Print the entries that appear below, exactly as written and without their pictures.

**PROVIDED ENTRIES:**
■ ■ ■

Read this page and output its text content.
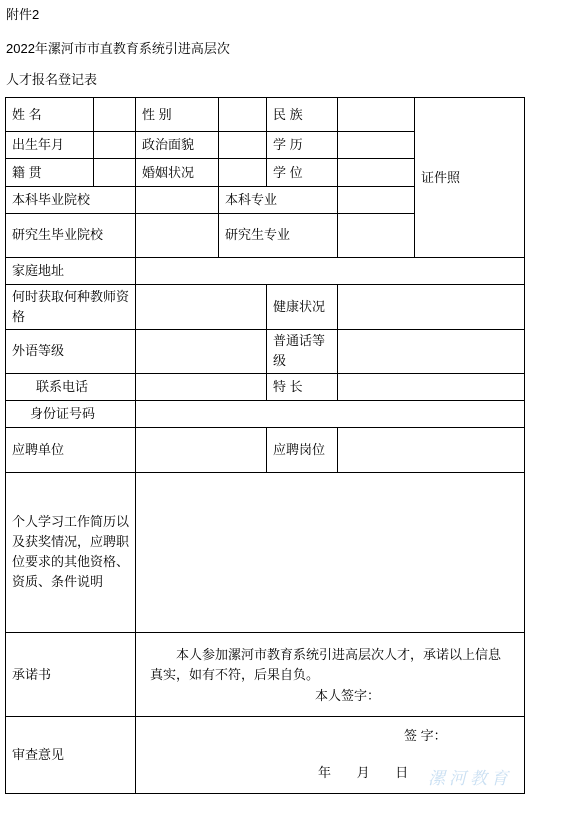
附件2
2022年漯河市市直教育系统引进高层次
人才报名登记表
姓 名		性 别		民 族		证件照
出生年月		政治面貌		学 历		
籍 贯		婚姻状况		学 位		
本科毕业院校			本科专业			
研究生毕业院校			研究生专业			
家庭地址						
何时获取何种教师资格				健康状况		
外语等级				普通话等级		
联系电话				特 长		
身份证号码						
应聘单位				应聘岗位		
个人学习工作简历以及获奖情况，应聘职位要求的其他资格、资质、条件说明						
承诺书		本人参加漯河市教育系统引进高层次人才，承诺以上信息真实，如有不符，后果自负。
本人签字：				

审查意见		签 字：
年 月 日					漯河教育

■ ■ ■

**REPLY:**
Read this page and output its text content.
附件2
2022年漯河市市直教育系统引进高层次
人才报名登记表
姓 名		性 别		民 族		证件照
出生年月		政治面貌		学 历		
籍 贯		婚姻状况		学 位		
本科毕业院校			本科专业			
研究生毕业院校			研究生专业			
家庭地址						
何时获取何种教师资格				健康状况		
外语等级				普通话等级		
联系电话				特 长		
身份证号码						
应聘单位				应聘岗位		
个人学习工作简历以及获奖情况，应聘职位要求的其他资格、资质、条件说明						
承诺书		本人参加漯河市教育系统引进高层次人才，承诺以上信息真实，如有不符，后果自负。
本人签字：				

审查意见		签 字：
年 月 日					漯河教育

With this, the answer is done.